• _DATA FOR PROCESSING_
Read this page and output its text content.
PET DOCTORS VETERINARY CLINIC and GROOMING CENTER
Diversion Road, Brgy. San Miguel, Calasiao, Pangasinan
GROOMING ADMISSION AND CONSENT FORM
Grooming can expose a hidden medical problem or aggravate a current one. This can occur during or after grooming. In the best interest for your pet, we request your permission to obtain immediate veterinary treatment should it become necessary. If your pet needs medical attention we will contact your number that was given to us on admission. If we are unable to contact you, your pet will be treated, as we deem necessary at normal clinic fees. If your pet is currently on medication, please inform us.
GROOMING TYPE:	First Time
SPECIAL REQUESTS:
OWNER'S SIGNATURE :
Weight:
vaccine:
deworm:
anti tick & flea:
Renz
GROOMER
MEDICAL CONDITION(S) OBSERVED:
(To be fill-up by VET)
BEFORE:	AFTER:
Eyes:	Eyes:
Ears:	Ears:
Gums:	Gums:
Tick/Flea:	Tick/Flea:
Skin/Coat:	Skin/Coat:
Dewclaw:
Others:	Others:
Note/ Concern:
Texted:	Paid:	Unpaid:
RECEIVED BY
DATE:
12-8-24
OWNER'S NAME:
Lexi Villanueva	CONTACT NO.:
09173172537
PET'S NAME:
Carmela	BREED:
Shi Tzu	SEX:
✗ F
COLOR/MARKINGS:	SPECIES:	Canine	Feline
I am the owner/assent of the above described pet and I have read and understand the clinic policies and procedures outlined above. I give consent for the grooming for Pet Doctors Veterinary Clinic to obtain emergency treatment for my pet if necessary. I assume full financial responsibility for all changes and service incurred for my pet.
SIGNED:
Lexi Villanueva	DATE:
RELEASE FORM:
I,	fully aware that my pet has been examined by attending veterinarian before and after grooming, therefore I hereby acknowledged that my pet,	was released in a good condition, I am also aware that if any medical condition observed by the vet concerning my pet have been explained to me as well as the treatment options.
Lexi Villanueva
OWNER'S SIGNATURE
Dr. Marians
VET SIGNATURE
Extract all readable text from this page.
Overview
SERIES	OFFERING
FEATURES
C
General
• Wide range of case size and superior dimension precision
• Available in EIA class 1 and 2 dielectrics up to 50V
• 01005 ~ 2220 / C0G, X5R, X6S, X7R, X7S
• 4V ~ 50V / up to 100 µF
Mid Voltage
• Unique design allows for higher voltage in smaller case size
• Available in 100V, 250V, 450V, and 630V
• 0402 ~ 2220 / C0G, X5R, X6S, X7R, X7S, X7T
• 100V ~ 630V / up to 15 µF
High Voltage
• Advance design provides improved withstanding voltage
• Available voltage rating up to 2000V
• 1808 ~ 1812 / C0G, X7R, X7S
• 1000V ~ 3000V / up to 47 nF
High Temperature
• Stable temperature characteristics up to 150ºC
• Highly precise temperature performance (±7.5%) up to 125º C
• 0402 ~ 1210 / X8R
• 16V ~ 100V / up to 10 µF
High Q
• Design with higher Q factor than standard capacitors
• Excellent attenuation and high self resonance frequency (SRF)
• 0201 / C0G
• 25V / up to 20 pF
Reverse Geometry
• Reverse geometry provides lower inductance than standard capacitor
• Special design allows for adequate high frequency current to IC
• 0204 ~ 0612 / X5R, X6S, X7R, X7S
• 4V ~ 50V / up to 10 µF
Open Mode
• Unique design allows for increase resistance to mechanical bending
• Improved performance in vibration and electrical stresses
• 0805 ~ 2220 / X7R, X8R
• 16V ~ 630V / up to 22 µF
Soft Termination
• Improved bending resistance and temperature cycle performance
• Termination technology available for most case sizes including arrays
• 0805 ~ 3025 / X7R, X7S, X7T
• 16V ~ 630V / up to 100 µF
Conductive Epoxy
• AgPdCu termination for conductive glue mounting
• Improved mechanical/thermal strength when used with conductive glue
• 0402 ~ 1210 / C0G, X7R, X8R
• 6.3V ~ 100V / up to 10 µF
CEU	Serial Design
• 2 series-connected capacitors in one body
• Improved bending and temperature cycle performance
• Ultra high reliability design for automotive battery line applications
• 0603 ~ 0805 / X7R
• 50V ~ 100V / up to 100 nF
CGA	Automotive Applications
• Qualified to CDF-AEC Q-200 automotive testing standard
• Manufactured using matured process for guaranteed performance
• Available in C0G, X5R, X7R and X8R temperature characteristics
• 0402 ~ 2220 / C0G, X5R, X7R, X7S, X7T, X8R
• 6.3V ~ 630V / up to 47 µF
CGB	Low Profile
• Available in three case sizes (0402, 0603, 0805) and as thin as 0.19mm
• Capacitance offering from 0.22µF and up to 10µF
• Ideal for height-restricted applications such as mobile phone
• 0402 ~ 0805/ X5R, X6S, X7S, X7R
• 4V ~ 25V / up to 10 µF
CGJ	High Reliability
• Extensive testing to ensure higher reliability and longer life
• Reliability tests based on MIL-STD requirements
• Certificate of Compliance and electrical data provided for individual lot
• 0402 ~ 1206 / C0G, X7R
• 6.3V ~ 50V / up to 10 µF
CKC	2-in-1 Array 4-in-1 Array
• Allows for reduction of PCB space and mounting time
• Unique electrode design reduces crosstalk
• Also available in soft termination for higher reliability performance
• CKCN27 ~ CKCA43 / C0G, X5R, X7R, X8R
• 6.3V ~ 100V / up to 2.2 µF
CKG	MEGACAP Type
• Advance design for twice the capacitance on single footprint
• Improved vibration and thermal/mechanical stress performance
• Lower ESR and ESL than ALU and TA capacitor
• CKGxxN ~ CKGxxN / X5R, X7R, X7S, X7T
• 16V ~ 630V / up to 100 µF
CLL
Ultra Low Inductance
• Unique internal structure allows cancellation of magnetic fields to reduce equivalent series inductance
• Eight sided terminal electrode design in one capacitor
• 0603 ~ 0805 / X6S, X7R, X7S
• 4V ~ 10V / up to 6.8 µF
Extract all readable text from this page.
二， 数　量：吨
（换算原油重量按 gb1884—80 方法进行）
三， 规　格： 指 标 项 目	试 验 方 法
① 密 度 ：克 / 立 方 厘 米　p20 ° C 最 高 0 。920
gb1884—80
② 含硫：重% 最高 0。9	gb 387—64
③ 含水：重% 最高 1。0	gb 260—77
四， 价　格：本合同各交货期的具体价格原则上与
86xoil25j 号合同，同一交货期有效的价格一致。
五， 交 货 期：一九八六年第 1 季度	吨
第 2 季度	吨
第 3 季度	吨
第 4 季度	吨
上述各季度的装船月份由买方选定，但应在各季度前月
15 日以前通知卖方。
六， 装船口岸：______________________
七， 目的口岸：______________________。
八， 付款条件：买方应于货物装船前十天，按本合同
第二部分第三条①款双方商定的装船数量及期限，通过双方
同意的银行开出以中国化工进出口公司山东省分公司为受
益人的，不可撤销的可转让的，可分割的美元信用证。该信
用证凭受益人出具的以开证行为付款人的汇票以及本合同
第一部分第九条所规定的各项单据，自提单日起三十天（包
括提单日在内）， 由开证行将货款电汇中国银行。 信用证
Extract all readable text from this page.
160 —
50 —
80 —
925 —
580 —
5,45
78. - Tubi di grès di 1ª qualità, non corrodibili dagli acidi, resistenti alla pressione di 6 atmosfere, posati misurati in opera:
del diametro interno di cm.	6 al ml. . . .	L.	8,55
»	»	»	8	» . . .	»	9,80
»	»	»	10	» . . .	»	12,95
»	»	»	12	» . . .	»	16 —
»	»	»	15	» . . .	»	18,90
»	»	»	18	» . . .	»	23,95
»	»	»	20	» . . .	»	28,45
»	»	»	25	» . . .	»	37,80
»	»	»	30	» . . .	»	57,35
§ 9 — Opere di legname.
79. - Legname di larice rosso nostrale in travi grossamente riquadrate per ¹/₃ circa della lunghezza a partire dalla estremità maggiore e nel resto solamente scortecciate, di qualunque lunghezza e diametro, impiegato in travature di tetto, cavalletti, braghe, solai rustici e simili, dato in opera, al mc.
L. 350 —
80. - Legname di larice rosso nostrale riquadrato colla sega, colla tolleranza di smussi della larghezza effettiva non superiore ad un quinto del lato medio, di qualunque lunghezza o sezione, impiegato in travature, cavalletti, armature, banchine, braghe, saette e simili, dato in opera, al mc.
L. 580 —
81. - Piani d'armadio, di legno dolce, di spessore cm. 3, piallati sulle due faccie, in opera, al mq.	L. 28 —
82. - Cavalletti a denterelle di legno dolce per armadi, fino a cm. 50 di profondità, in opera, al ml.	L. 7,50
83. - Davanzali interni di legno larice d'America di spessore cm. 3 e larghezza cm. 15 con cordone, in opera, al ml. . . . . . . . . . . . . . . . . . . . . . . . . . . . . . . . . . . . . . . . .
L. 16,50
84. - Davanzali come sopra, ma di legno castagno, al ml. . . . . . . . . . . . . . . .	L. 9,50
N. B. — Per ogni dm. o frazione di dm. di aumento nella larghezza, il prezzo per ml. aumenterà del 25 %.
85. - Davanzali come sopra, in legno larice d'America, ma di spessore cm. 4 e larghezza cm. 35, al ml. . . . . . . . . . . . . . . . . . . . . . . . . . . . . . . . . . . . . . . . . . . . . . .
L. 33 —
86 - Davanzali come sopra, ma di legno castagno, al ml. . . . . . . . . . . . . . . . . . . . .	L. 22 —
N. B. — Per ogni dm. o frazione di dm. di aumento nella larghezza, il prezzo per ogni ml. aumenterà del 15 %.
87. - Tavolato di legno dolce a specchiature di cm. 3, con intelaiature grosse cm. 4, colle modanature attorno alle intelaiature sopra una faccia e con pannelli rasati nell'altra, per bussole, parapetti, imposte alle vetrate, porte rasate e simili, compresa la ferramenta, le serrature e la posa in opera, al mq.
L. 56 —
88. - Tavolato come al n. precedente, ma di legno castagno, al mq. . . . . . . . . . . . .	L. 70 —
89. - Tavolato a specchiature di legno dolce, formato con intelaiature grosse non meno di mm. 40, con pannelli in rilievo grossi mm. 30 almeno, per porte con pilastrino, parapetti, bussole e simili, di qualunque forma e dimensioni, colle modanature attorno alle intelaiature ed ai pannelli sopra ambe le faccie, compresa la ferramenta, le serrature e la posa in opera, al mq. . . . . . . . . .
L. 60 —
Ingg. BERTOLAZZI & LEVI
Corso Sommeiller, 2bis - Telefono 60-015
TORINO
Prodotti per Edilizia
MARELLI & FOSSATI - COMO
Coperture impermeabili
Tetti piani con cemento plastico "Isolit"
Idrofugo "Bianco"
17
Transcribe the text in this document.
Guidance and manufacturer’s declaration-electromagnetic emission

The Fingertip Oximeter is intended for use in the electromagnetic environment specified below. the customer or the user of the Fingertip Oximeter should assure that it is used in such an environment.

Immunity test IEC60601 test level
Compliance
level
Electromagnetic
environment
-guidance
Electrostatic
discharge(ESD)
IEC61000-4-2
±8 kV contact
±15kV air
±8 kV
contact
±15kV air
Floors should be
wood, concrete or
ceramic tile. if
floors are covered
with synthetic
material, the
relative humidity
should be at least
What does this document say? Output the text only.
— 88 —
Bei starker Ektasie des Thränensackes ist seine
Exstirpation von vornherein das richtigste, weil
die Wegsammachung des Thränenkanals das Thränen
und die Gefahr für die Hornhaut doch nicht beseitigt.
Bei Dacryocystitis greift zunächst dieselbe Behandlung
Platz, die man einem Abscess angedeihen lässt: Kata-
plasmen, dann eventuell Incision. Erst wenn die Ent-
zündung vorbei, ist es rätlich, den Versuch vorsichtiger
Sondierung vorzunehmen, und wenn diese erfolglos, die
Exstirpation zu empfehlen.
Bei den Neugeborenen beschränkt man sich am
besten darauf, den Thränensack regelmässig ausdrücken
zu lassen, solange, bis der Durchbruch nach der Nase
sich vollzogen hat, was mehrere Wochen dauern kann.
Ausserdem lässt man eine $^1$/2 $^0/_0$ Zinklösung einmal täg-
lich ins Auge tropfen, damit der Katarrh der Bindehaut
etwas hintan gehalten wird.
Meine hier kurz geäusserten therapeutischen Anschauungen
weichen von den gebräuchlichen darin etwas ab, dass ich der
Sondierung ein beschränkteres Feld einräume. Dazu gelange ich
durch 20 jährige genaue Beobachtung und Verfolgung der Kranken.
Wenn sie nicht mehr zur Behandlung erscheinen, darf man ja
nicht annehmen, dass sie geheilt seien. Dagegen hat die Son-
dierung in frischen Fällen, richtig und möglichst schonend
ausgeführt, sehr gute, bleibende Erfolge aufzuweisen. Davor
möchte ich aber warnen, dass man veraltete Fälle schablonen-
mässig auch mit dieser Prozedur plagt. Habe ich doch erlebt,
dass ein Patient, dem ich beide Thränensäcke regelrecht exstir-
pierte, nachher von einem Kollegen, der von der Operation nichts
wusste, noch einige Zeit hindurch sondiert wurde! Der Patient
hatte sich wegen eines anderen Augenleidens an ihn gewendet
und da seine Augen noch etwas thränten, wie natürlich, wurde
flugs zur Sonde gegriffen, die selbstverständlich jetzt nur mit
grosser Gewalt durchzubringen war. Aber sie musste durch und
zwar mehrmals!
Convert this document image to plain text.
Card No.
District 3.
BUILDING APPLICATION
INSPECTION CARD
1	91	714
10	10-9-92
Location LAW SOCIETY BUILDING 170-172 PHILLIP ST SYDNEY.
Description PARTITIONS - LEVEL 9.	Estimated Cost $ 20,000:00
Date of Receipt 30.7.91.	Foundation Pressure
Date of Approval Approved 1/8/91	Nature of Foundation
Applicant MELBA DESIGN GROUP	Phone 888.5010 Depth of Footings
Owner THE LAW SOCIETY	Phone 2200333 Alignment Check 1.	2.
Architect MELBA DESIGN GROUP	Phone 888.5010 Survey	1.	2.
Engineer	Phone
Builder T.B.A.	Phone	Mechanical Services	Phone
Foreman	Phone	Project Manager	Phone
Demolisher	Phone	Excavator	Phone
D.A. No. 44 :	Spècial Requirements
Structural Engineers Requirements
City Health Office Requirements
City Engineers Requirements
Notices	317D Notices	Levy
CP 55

• _INSTRUCTION_
Using the entries above, return each line in which the word "thermal" occurs.

• _CORRECT RESULT_
• Improved mechanical/thermal strength when used with conductive glue
• Improved vibration and thermal/mechanical stress performance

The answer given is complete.